- [Exercise description]
Transcribe the listing below word for word.

Collected data
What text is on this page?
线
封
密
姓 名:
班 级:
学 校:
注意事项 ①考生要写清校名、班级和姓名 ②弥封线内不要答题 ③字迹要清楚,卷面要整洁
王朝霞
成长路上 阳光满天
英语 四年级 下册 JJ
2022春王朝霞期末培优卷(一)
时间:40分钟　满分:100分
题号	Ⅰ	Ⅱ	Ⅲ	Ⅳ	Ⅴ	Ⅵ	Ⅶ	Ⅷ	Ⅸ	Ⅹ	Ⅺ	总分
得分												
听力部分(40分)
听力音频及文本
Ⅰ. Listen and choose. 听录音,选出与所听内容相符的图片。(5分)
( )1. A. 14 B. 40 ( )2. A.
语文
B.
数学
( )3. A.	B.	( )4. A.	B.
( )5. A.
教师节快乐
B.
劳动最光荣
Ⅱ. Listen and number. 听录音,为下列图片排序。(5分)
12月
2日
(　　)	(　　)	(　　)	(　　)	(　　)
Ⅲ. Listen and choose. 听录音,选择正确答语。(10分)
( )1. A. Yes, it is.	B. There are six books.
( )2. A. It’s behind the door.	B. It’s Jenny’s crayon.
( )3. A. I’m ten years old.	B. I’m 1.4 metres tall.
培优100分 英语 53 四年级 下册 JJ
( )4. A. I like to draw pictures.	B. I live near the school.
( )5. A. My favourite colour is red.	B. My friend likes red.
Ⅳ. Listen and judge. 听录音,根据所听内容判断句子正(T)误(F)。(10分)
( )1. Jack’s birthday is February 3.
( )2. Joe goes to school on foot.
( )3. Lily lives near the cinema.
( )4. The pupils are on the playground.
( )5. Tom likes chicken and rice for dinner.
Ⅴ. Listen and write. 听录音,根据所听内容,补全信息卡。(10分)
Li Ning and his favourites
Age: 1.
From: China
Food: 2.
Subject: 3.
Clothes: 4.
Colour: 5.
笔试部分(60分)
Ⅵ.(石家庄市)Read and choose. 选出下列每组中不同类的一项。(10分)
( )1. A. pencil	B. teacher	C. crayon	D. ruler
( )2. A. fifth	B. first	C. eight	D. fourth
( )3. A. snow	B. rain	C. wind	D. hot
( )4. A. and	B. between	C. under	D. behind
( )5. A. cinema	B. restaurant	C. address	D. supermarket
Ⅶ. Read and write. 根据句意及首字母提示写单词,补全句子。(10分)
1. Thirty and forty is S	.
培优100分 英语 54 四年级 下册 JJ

- [Worked answer]
What text is on this page?
线
封
密
姓 名:
班 级:
学 校:
注意事项 ①考生要写清校名、班级和姓名 ②弥封线内不要答题 ③字迹要清楚,卷面要整洁
王朝霞
成长路上 阳光满天
英语 四年级 下册 JJ
2022春王朝霞期末培优卷(一)
时间:40分钟　满分:100分
题号	Ⅰ	Ⅱ	Ⅲ	Ⅳ	Ⅴ	Ⅵ	Ⅶ	Ⅷ	Ⅸ	Ⅹ	Ⅺ	总分
得分												
听力部分(40分)
听力音频及文本
Ⅰ. Listen and choose. 听录音,选出与所听内容相符的图片。(5分)
( )1. A. 14 B. 40 ( )2. A.
语文
B.
数学
( )3. A.	B.	( )4. A.	B.
( )5. A.
教师节快乐
B.
劳动最光荣
Ⅱ. Listen and number. 听录音,为下列图片排序。(5分)
12月
2日
(　　)	(　　)	(　　)	(　　)	(　　)
Ⅲ. Listen and choose. 听录音,选择正确答语。(10分)
( )1. A. Yes, it is.	B. There are six books.
( )2. A. It’s behind the door.	B. It’s Jenny’s crayon.
( )3. A. I’m ten years old.	B. I’m 1.4 metres tall.
培优100分 英语 53 四年级 下册 JJ
( )4. A. I like to draw pictures.	B. I live near the school.
( )5. A. My favourite colour is red.	B. My friend likes red.
Ⅳ. Listen and judge. 听录音,根据所听内容判断句子正(T)误(F)。(10分)
( )1. Jack’s birthday is February 3.
( )2. Joe goes to school on foot.
( )3. Lily lives near the cinema.
( )4. The pupils are on the playground.
( )5. Tom likes chicken and rice for dinner.
Ⅴ. Listen and write. 听录音,根据所听内容,补全信息卡。(10分)
Li Ning and his favourites
Age: 1.
From: China
Food: 2.
Subject: 3.
Clothes: 4.
Colour: 5.
笔试部分(60分)
Ⅵ.(石家庄市)Read and choose. 选出下列每组中不同类的一项。(10分)
( )1. A. pencil	B. teacher	C. crayon	D. ruler
( )2. A. fifth	B. first	C. eight	D. fourth
( )3. A. snow	B. rain	C. wind	D. hot
( )4. A. and	B. between	C. under	D. behind
( )5. A. cinema	B. restaurant	C. address	D. supermarket
Ⅶ. Read and write. 根据句意及首字母提示写单词,补全句子。(10分)
1. Thirty and forty is S	.
培优100分 英语 54 四年级 下册 JJ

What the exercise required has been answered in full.